_Goal:_
Identify the lines containing the word "name". Copy each one.

_Dataset entries on figures:_
▬▬▬▬▬▬▬▬▬▬

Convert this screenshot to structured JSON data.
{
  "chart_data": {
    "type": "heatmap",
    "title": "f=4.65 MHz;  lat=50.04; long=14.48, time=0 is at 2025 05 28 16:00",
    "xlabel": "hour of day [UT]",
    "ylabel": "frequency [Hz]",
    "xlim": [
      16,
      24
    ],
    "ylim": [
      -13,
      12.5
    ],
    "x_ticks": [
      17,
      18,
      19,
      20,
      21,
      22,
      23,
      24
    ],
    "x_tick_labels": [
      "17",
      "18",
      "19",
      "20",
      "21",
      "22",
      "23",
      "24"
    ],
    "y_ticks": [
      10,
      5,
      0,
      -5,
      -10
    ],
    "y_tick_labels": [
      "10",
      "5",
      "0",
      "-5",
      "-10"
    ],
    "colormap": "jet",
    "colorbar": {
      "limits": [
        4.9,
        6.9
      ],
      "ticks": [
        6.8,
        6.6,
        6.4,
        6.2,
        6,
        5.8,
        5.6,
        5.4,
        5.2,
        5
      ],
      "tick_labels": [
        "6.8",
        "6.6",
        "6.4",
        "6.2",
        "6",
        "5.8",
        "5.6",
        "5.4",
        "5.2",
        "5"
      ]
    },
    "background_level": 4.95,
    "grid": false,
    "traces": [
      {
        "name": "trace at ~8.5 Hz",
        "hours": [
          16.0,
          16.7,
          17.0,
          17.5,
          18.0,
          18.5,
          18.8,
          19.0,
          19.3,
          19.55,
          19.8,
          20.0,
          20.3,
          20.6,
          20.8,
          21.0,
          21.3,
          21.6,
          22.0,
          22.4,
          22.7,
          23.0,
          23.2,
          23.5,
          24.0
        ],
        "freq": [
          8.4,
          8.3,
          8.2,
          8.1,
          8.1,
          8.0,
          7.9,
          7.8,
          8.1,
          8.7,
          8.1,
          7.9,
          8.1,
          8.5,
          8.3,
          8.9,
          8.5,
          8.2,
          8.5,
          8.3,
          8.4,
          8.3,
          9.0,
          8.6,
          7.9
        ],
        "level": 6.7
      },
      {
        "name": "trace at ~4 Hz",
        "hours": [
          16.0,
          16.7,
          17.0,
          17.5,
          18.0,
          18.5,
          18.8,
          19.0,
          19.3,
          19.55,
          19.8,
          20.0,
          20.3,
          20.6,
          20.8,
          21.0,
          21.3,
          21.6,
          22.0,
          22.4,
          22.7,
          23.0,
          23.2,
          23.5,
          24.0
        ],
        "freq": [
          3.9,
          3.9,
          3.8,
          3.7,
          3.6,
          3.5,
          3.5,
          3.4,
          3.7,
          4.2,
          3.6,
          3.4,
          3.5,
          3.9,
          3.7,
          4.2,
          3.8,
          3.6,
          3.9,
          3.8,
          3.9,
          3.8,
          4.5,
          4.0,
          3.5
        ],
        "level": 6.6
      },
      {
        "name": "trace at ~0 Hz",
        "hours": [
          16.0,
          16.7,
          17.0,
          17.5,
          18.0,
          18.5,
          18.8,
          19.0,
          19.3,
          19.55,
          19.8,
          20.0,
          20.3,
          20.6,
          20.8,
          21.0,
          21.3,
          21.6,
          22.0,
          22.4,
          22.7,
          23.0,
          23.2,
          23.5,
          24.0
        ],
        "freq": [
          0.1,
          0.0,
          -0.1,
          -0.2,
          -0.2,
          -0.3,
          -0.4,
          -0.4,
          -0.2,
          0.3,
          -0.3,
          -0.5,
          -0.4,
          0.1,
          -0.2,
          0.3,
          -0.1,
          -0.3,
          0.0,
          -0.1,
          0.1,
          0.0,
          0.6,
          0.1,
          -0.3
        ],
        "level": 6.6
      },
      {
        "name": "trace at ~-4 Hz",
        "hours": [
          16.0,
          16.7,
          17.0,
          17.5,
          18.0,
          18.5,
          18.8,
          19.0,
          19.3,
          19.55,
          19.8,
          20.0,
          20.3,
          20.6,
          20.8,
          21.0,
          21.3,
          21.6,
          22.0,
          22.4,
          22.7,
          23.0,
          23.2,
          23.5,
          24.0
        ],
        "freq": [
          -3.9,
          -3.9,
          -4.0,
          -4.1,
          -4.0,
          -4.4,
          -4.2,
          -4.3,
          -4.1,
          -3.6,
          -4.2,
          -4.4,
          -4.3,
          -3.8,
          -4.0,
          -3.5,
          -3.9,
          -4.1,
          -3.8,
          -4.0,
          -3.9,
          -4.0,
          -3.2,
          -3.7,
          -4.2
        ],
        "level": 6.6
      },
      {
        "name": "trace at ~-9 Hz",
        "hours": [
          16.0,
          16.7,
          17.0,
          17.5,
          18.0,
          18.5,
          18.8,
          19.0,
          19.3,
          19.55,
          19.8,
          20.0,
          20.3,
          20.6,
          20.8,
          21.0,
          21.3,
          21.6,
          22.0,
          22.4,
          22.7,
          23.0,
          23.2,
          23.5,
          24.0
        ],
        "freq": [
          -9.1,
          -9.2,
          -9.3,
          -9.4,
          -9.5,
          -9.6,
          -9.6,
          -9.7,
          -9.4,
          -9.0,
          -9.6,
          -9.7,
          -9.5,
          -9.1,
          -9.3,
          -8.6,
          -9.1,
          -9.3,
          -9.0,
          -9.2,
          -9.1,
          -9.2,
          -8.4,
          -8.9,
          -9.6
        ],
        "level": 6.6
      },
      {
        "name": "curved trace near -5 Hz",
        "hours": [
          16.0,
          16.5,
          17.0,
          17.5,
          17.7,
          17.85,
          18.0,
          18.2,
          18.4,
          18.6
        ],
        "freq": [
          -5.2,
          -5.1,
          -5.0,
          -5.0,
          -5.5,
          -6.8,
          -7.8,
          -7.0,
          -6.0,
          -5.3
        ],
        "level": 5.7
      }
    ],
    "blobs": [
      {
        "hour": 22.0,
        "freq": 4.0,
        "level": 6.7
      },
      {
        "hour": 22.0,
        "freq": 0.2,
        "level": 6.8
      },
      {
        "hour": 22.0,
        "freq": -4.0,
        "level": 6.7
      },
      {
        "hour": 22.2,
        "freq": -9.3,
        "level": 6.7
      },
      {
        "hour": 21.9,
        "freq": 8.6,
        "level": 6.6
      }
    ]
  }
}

▬▬▬▬▬▬▬▬▬▬

_Result of this task:_
        "name": "trace at ~8.5 Hz",
        "name": "trace at ~4 Hz",
        "name": "trace at ~0 Hz",
        "name": "trace at ~-4 Hz",
        "name": "trace at ~-9 Hz",
        "name": "curved trace near -5 Hz",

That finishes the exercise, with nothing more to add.